**Collected data entries**
....
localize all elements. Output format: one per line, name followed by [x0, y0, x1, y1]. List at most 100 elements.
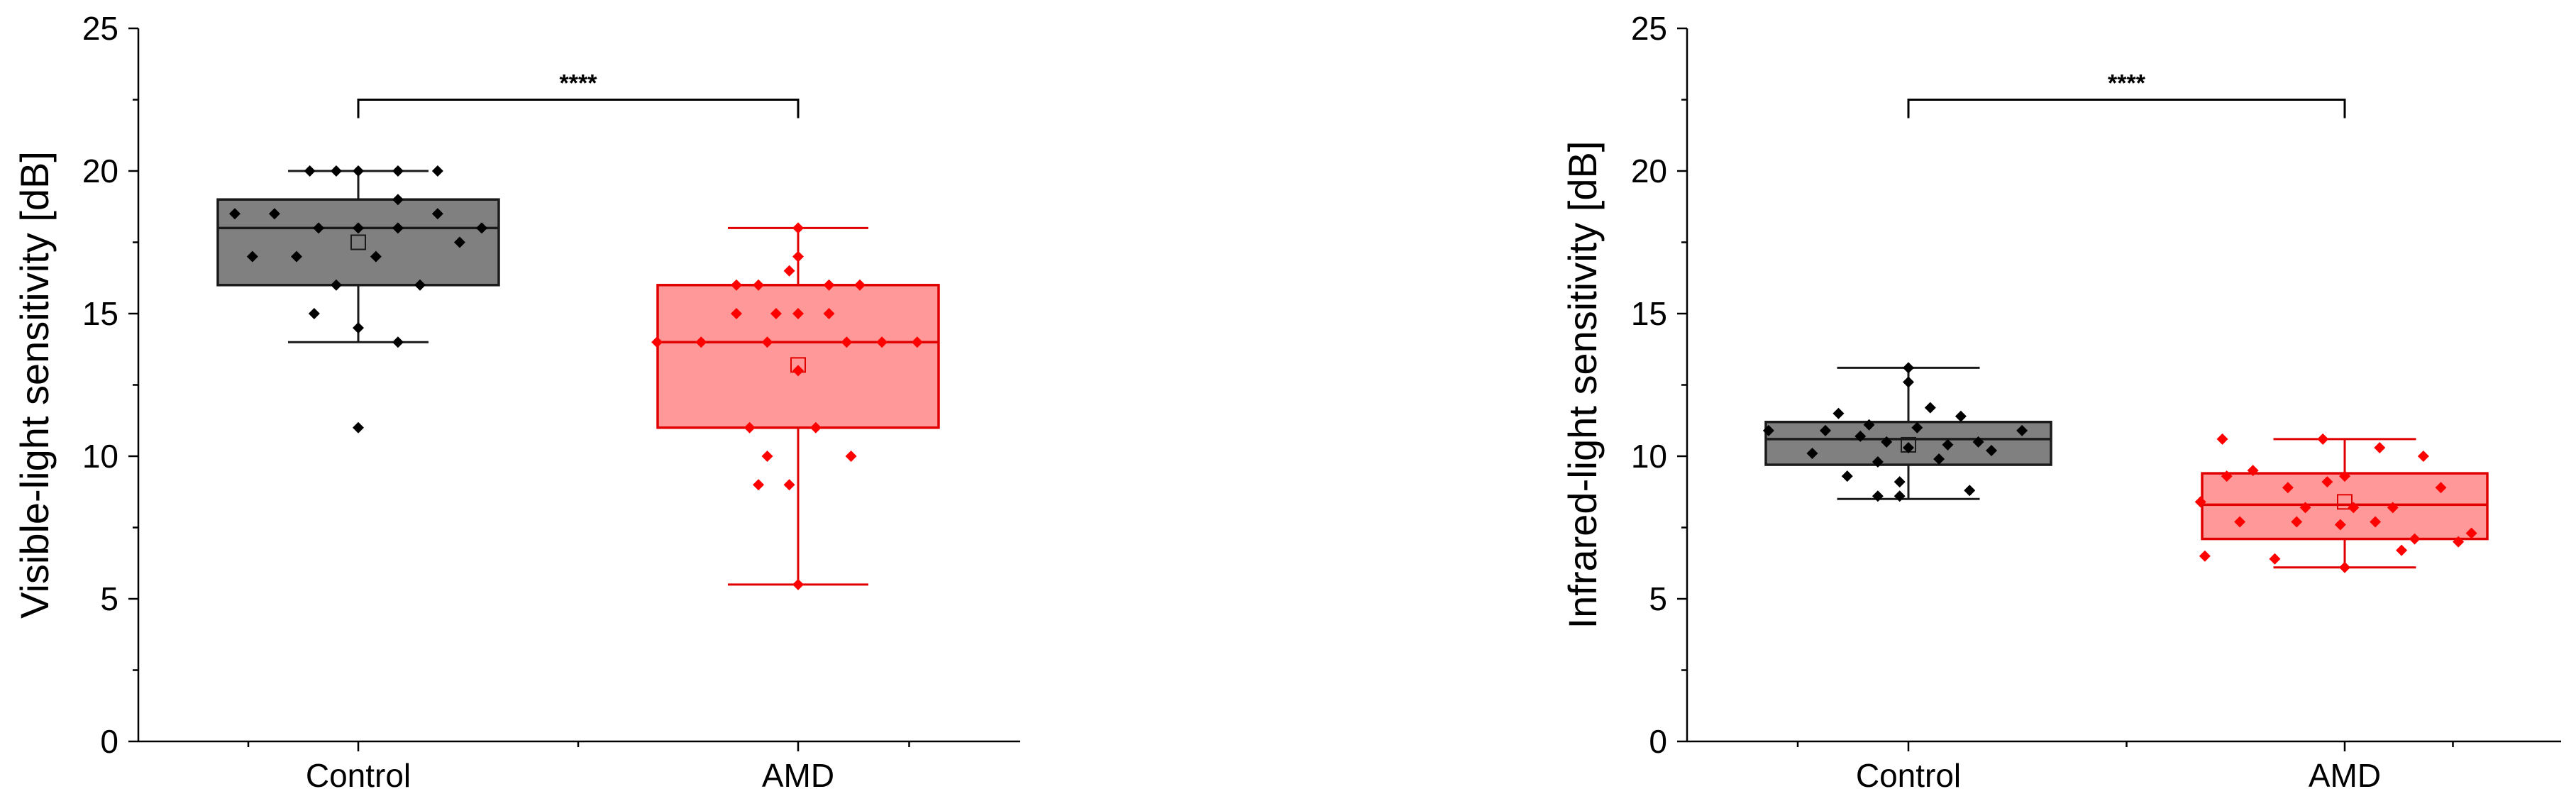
- box-iqr: [656, 284, 940, 429]
- data-point: [783, 265, 795, 277]
- y-tick-label: 10: [82, 438, 118, 475]
- data-point: [1955, 410, 1967, 422]
- data-point: [1903, 441, 1914, 453]
- box-group-amd: [651, 222, 940, 590]
- y-tick-label: 0: [1649, 723, 1667, 760]
- data-point: [770, 308, 782, 319]
- data-point: [2234, 516, 2246, 528]
- data-point: [313, 222, 325, 234]
- data-point: [2435, 482, 2447, 494]
- data-point: [304, 165, 316, 177]
- data-point: [876, 336, 888, 348]
- data-point: [353, 421, 364, 434]
- data-point: [1964, 485, 1976, 497]
- x-tick-label: AMD: [2309, 757, 2381, 794]
- significance-label: ****: [2108, 70, 2146, 97]
- data-point: [2387, 502, 2399, 514]
- y-tick-label: 15: [82, 295, 118, 332]
- data-point: [2299, 502, 2311, 514]
- data-point: [2453, 536, 2465, 548]
- data-point: [783, 479, 795, 491]
- data-point: [476, 222, 488, 234]
- data-point: [353, 165, 364, 177]
- data-point: [792, 365, 804, 377]
- data-point: [753, 279, 765, 291]
- data-point: [431, 165, 443, 177]
- y-tick-label: 20: [1631, 153, 1667, 189]
- data-point: [353, 222, 364, 234]
- data-point: [392, 165, 404, 177]
- mean-marker: [350, 234, 366, 250]
- data-point: [753, 479, 765, 491]
- data-point: [1924, 402, 1936, 414]
- data-point: [2396, 544, 2408, 556]
- y-tick-label: 20: [82, 153, 118, 189]
- data-point: [2221, 470, 2233, 482]
- significance-label: ****: [560, 70, 598, 97]
- data-point: [268, 208, 280, 220]
- data-point: [823, 308, 835, 319]
- data-point: [792, 578, 804, 590]
- data-point: [1841, 470, 1853, 482]
- data-point: [330, 279, 342, 291]
- data-point: [1933, 453, 1945, 465]
- data-point: [246, 250, 258, 263]
- data-point: [290, 250, 302, 263]
- data-point: [2247, 465, 2259, 477]
- data-point: [1894, 490, 1906, 502]
- data-point: [2216, 433, 2228, 445]
- data-point: [809, 421, 822, 434]
- significance-bracket: [1907, 99, 2346, 118]
- data-point: [2417, 451, 2429, 462]
- y-axis-title: Visible-light sensitivity [dB]: [12, 151, 57, 619]
- data-point: [792, 222, 804, 234]
- y-tick-label: 0: [100, 723, 118, 760]
- data-point: [2370, 516, 2382, 528]
- data-point: [453, 236, 465, 248]
- data-point: [2465, 527, 2477, 539]
- data-point: [845, 451, 857, 462]
- data-point: [2339, 561, 2350, 573]
- y-tick-label: 15: [1631, 295, 1667, 332]
- data-point: [1903, 376, 1914, 388]
- data-point: [1819, 424, 1831, 436]
- data-point: [1872, 490, 1884, 502]
- data-point: [1854, 430, 1867, 442]
- data-point: [1911, 421, 1923, 434]
- data-point: [1894, 476, 1906, 488]
- chart-panel-visible: 0 5 10 15 20 25 Control AMD Visible-light sensit…: [12, 10, 1020, 794]
- x-tick-label: AMD: [762, 757, 834, 794]
- data-point: [2282, 482, 2294, 494]
- data-point: [1986, 444, 1998, 456]
- data-point: [392, 194, 404, 206]
- data-point: [1903, 362, 1914, 374]
- data-point: [730, 308, 742, 319]
- data-point: [353, 322, 364, 334]
- data-point: [792, 308, 804, 319]
- data-point: [2409, 533, 2421, 545]
- data-point: [1881, 436, 1893, 448]
- data-point: [2321, 476, 2333, 488]
- data-point: [743, 421, 756, 434]
- data-point: [651, 336, 663, 348]
- data-point: [2339, 470, 2350, 482]
- significance-bracket: [357, 99, 800, 118]
- data-point: [1806, 447, 1818, 459]
- y-tick-label: 10: [1631, 438, 1667, 475]
- box-iqr: [2201, 472, 2489, 541]
- box-group-control: [216, 165, 500, 434]
- data-point: [431, 208, 443, 220]
- data-point: [1972, 436, 1984, 448]
- chart-panel-infrared: 0 5 10 15 20 25 Control AMD Infrared-light sensi…: [1560, 10, 2561, 794]
- data-point: [1872, 456, 1884, 468]
- data-point: [2348, 502, 2360, 514]
- data-point: [2334, 519, 2346, 531]
- y-tick-label: 25: [82, 10, 118, 47]
- box-iqr: [216, 198, 500, 287]
- data-point: [2291, 516, 2303, 528]
- data-point: [1863, 419, 1875, 431]
- y-axis-title: Infrared-light sensitivity [dB]: [1560, 141, 1605, 629]
- box-group-amd: [2194, 433, 2489, 573]
- data-point: [2194, 496, 2206, 508]
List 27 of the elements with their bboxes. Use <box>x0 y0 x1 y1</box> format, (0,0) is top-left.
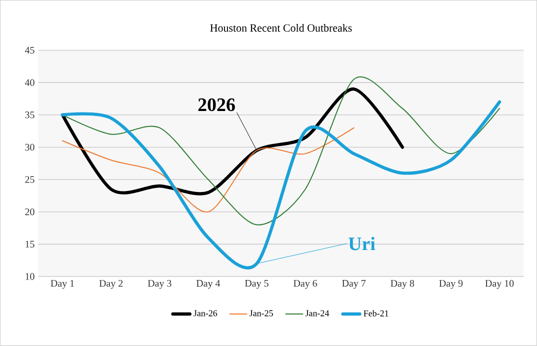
x-tick-label: Day 6 <box>294 280 318 289</box>
legend-label: Feb-21 <box>364 310 388 317</box>
x-tick-label: Day 8 <box>390 280 414 289</box>
x-tick-label: Day 1 <box>50 280 74 289</box>
y-tick-label: 40 <box>24 79 34 86</box>
annotation: 2026 <box>198 98 235 112</box>
y-tick-label: 30 <box>25 144 34 151</box>
y-tick-label: 10 <box>26 273 34 280</box>
chart-title: Houston Recent Cold Outbreaks <box>210 24 352 32</box>
legend-label: Jan-25 <box>250 310 273 316</box>
y-tick-label: 25 <box>25 176 34 183</box>
x-tick-label: Day 9 <box>439 280 463 289</box>
y-tick-label: 20 <box>25 208 34 216</box>
y-tick-label: 35 <box>25 112 34 118</box>
y-tick-label: 45 <box>24 47 34 54</box>
x-tick-label: Day 4 <box>196 280 220 289</box>
line-series <box>60 88 404 196</box>
x-tick-label: Day 10 <box>485 280 514 289</box>
line-series <box>62 127 354 212</box>
legend-label: Jan-24 <box>305 310 330 316</box>
x-tick-label: Day 3 <box>148 280 172 289</box>
x-tick-label: Day 7 <box>342 280 366 289</box>
x-tick-label: Day 5 <box>244 280 268 289</box>
x-tick-label: Day 2 <box>99 280 123 289</box>
y-tick-label: 15 <box>26 240 34 248</box>
annotation: Uri <box>348 237 376 250</box>
legend-label: Jan-26 <box>194 310 218 316</box>
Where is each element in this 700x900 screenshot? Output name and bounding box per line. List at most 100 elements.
....
**Instructions for the task**
Switch every "y-tick-label" in the rows above to "vertical-tick-label" and write all the lines out again with nothing else changed. Leave the pictures out.

**Result**
localize all elements. Output format: one per line, name followed by [x0, y0, x1, y1]. List at most 100 elements.
- box-iqr: [656, 284, 940, 429]
- data-point: [783, 265, 795, 277]
- vertical-tick-label: 10: [82, 438, 118, 475]
- data-point: [1955, 410, 1967, 422]
- data-point: [1903, 441, 1914, 453]
- box-group-amd: [651, 222, 940, 590]
- vertical-tick-label: 0: [1649, 723, 1667, 760]
- data-point: [770, 308, 782, 319]
- data-point: [2234, 516, 2246, 528]
- data-point: [313, 222, 325, 234]
- data-point: [2435, 482, 2447, 494]
- data-point: [304, 165, 316, 177]
- data-point: [876, 336, 888, 348]
- data-point: [353, 421, 364, 434]
- data-point: [1964, 485, 1976, 497]
- x-tick-label: AMD: [2309, 757, 2381, 794]
- significance-label: ****: [2108, 70, 2146, 97]
- data-point: [2387, 502, 2399, 514]
- vertical-tick-label: 15: [82, 295, 118, 332]
- data-point: [2299, 502, 2311, 514]
- data-point: [2453, 536, 2465, 548]
- data-point: [783, 479, 795, 491]
- data-point: [476, 222, 488, 234]
- data-point: [353, 165, 364, 177]
- data-point: [792, 365, 804, 377]
- data-point: [753, 279, 765, 291]
- data-point: [431, 165, 443, 177]
- vertical-tick-label: 20: [1631, 153, 1667, 189]
- data-point: [353, 222, 364, 234]
- data-point: [392, 165, 404, 177]
- mean-marker: [350, 234, 366, 250]
- data-point: [753, 479, 765, 491]
- data-point: [1924, 402, 1936, 414]
- data-point: [2396, 544, 2408, 556]
- vertical-tick-label: 20: [82, 153, 118, 189]
- data-point: [2221, 470, 2233, 482]
- significance-label: ****: [560, 70, 598, 97]
- data-point: [268, 208, 280, 220]
- data-point: [823, 308, 835, 319]
- data-point: [792, 578, 804, 590]
- data-point: [1841, 470, 1853, 482]
- data-point: [330, 279, 342, 291]
- data-point: [1933, 453, 1945, 465]
- data-point: [246, 250, 258, 263]
- data-point: [290, 250, 302, 263]
- data-point: [2247, 465, 2259, 477]
- data-point: [1894, 490, 1906, 502]
- data-point: [2216, 433, 2228, 445]
- data-point: [809, 421, 822, 434]
- significance-bracket: [1907, 99, 2346, 118]
- data-point: [2417, 451, 2429, 462]
- y-axis-title: Visible-light sensitivity [dB]: [12, 151, 57, 619]
- data-point: [792, 222, 804, 234]
- vertical-tick-label: 0: [100, 723, 118, 760]
- data-point: [2370, 516, 2382, 528]
- data-point: [453, 236, 465, 248]
- data-point: [2465, 527, 2477, 539]
- data-point: [845, 451, 857, 462]
- data-point: [2339, 561, 2350, 573]
- vertical-tick-label: 15: [1631, 295, 1667, 332]
- data-point: [1903, 376, 1914, 388]
- data-point: [1819, 424, 1831, 436]
- data-point: [1872, 490, 1884, 502]
- data-point: [1854, 430, 1867, 442]
- data-point: [1911, 421, 1923, 434]
- data-point: [1894, 476, 1906, 488]
- chart-panel-visible: 0 5 10 15 20 25 Control AMD Visible-light sensit…: [12, 10, 1020, 794]
- x-tick-label: AMD: [762, 757, 834, 794]
- data-point: [2282, 482, 2294, 494]
- data-point: [1986, 444, 1998, 456]
- data-point: [392, 194, 404, 206]
- data-point: [1903, 362, 1914, 374]
- data-point: [730, 308, 742, 319]
- data-point: [353, 322, 364, 334]
- data-point: [792, 308, 804, 319]
- data-point: [2409, 533, 2421, 545]
- data-point: [1881, 436, 1893, 448]
- data-point: [2321, 476, 2333, 488]
- data-point: [743, 421, 756, 434]
- data-point: [651, 336, 663, 348]
- data-point: [2339, 470, 2350, 482]
- significance-bracket: [357, 99, 800, 118]
- data-point: [1806, 447, 1818, 459]
- vertical-tick-label: 10: [1631, 438, 1667, 475]
- box-iqr: [2201, 472, 2489, 541]
- box-group-control: [216, 165, 500, 434]
- data-point: [431, 208, 443, 220]
- data-point: [1972, 436, 1984, 448]
- chart-panel-infrared: 0 5 10 15 20 25 Control AMD Infrared-light sensi…: [1560, 10, 2561, 794]
- data-point: [1872, 456, 1884, 468]
- data-point: [2348, 502, 2360, 514]
- data-point: [2334, 519, 2346, 531]
- vertical-tick-label: 25: [82, 10, 118, 47]
- box-iqr: [216, 198, 500, 287]
- data-point: [2291, 516, 2303, 528]
- data-point: [1863, 419, 1875, 431]
- y-axis-title: Infrared-light sensitivity [dB]: [1560, 141, 1605, 629]
- box-group-amd: [2194, 433, 2489, 573]
- data-point: [2194, 496, 2206, 508]
List 27 of the elements with their bboxes. Use <box>x0 y0 x1 y1</box> format, (0,0) is top-left.
x-tick-label: Day 6 <box>294 280 318 289</box>
legend-label: Feb-21 <box>364 310 388 317</box>
x-tick-label: Day 8 <box>390 280 414 289</box>
x-tick-label: Day 1 <box>50 280 74 289</box>
vertical-tick-label: 40 <box>24 79 34 86</box>
annotation: 2026 <box>198 98 235 112</box>
vertical-tick-label: 30 <box>25 144 34 151</box>
vertical-tick-label: 10 <box>26 273 34 280</box>
chart-title: Houston Recent Cold Outbreaks <box>210 24 352 32</box>
legend-label: Jan-25 <box>250 310 273 316</box>
vertical-tick-label: 25 <box>25 176 34 183</box>
x-tick-label: Day 9 <box>439 280 463 289</box>
vertical-tick-label: 20 <box>25 208 34 216</box>
vertical-tick-label: 35 <box>25 112 34 118</box>
vertical-tick-label: 45 <box>24 47 34 54</box>
x-tick-label: Day 4 <box>196 280 220 289</box>
line-series <box>60 88 404 196</box>
x-tick-label: Day 10 <box>485 280 514 289</box>
line-series <box>62 127 354 212</box>
legend-label: Jan-24 <box>305 310 330 316</box>
x-tick-label: Day 3 <box>148 280 172 289</box>
x-tick-label: Day 7 <box>342 280 366 289</box>
x-tick-label: Day 5 <box>244 280 268 289</box>
x-tick-label: Day 2 <box>99 280 123 289</box>
vertical-tick-label: 15 <box>26 240 34 248</box>
annotation: Uri <box>348 237 376 250</box>
legend-label: Jan-26 <box>194 310 218 316</box>
Where is each element in this 700x900 screenshot? Output name and bounding box per line. List at most 100 elements.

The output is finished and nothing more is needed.